• The input:
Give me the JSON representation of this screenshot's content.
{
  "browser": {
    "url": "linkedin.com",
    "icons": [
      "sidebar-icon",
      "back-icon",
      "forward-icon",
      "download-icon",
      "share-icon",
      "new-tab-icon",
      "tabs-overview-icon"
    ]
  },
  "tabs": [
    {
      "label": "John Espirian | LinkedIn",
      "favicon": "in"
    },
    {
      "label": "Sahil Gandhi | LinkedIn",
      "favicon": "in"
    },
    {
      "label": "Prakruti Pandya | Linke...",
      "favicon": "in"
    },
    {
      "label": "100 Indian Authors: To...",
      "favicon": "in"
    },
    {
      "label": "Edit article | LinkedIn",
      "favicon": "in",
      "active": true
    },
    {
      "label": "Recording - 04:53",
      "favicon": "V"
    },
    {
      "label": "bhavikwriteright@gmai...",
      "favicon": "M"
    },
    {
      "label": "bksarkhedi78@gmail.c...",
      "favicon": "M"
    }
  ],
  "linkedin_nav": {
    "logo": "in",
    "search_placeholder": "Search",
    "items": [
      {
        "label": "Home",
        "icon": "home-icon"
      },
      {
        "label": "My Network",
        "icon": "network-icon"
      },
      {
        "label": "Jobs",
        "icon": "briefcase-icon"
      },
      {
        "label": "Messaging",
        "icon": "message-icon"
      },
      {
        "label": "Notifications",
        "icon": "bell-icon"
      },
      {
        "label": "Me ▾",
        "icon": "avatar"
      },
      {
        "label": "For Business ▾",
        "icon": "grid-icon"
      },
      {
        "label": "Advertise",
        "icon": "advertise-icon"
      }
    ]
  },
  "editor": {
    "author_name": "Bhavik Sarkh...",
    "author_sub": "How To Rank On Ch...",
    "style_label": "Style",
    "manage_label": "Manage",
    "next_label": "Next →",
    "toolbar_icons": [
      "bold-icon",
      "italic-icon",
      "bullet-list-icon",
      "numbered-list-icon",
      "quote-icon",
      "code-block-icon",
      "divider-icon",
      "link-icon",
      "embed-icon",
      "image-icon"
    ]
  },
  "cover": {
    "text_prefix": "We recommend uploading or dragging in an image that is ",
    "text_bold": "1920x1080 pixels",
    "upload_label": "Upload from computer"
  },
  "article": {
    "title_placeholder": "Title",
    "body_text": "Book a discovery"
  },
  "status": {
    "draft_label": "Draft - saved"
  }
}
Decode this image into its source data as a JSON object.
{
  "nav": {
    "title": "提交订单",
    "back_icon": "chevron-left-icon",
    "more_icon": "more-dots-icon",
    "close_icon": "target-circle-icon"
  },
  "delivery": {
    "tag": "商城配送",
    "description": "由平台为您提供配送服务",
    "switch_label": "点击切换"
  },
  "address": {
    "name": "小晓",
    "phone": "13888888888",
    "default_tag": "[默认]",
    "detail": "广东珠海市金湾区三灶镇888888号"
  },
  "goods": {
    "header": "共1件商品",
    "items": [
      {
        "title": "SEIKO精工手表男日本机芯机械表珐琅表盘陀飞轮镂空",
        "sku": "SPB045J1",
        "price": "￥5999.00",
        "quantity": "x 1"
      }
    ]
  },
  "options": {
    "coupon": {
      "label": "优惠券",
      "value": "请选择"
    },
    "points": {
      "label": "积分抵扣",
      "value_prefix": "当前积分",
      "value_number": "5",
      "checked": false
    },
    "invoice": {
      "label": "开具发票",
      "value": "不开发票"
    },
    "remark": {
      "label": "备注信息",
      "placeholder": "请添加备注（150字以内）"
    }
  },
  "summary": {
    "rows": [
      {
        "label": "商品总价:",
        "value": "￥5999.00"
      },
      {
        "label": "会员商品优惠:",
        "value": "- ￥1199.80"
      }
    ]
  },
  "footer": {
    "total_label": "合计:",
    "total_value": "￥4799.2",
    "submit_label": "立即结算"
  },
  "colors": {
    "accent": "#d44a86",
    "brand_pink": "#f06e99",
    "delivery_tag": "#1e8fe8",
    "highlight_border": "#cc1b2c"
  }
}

• Directions: Give the records above again, word for word.

• Task output:
Give me the JSON representation of this screenshot's content.
{
  "browser": {
    "url": "linkedin.com",
    "icons": [
      "sidebar-icon",
      "back-icon",
      "forward-icon",
      "download-icon",
      "share-icon",
      "new-tab-icon",
      "tabs-overview-icon"
    ]
  },
  "tabs": [
    {
      "label": "John Espirian | LinkedIn",
      "favicon": "in"
    },
    {
      "label": "Sahil Gandhi | LinkedIn",
      "favicon": "in"
    },
    {
      "label": "Prakruti Pandya | Linke...",
      "favicon": "in"
    },
    {
      "label": "100 Indian Authors: To...",
      "favicon": "in"
    },
    {
      "label": "Edit article | LinkedIn",
      "favicon": "in",
      "active": true
    },
    {
      "label": "Recording - 04:53",
      "favicon": "V"
    },
    {
      "label": "bhavikwriteright@gmai...",
      "favicon": "M"
    },
    {
      "label": "bksarkhedi78@gmail.c...",
      "favicon": "M"
    }
  ],
  "linkedin_nav": {
    "logo": "in",
    "search_placeholder": "Search",
    "items": [
      {
        "label": "Home",
        "icon": "home-icon"
      },
      {
        "label": "My Network",
        "icon": "network-icon"
      },
      {
        "label": "Jobs",
        "icon": "briefcase-icon"
      },
      {
        "label": "Messaging",
        "icon": "message-icon"
      },
      {
        "label": "Notifications",
        "icon": "bell-icon"
      },
      {
        "label": "Me ▾",
        "icon": "avatar"
      },
      {
        "label": "For Business ▾",
        "icon": "grid-icon"
      },
      {
        "label": "Advertise",
        "icon": "advertise-icon"
      }
    ]
  },
  "editor": {
    "author_name": "Bhavik Sarkh...",
    "author_sub": "How To Rank On Ch...",
    "style_label": "Style",
    "manage_label": "Manage",
    "next_label": "Next →",
    "toolbar_icons": [
      "bold-icon",
      "italic-icon",
      "bullet-list-icon",
      "numbered-list-icon",
      "quote-icon",
      "code-block-icon",
      "divider-icon",
      "link-icon",
      "embed-icon",
      "image-icon"
    ]
  },
  "cover": {
    "text_prefix": "We recommend uploading or dragging in an image that is ",
    "text_bold": "1920x1080 pixels",
    "upload_label": "Upload from computer"
  },
  "article": {
    "title_placeholder": "Title",
    "body_text": "Book a discovery"
  },
  "status": {
    "draft_label": "Draft - saved"
  }
}
Decode this image into its source data as a JSON object.
{
  "nav": {
    "title": "提交订单",
    "back_icon": "chevron-left-icon",
    "more_icon": "more-dots-icon",
    "close_icon": "target-circle-icon"
  },
  "delivery": {
    "tag": "商城配送",
    "description": "由平台为您提供配送服务",
    "switch_label": "点击切换"
  },
  "address": {
    "name": "小晓",
    "phone": "13888888888",
    "default_tag": "[默认]",
    "detail": "广东珠海市金湾区三灶镇888888号"
  },
  "goods": {
    "header": "共1件商品",
    "items": [
      {
        "title": "SEIKO精工手表男日本机芯机械表珐琅表盘陀飞轮镂空",
        "sku": "SPB045J1",
        "price": "￥5999.00",
        "quantity": "x 1"
      }
    ]
  },
  "options": {
    "coupon": {
      "label": "优惠券",
      "value": "请选择"
    },
    "points": {
      "label": "积分抵扣",
      "value_prefix": "当前积分",
      "value_number": "5",
      "checked": false
    },
    "invoice": {
      "label": "开具发票",
      "value": "不开发票"
    },
    "remark": {
      "label": "备注信息",
      "placeholder": "请添加备注（150字以内）"
    }
  },
  "summary": {
    "rows": [
      {
        "label": "商品总价:",
        "value": "￥5999.00"
      },
      {
        "label": "会员商品优惠:",
        "value": "- ￥1199.80"
      }
    ]
  },
  "footer": {
    "total_label": "合计:",
    "total_value": "￥4799.2",
    "submit_label": "立即结算"
  },
  "colors": {
    "accent": "#d44a86",
    "brand_pink": "#f06e99",
    "delivery_tag": "#1e8fe8",
    "highlight_border": "#cc1b2c"
  }
}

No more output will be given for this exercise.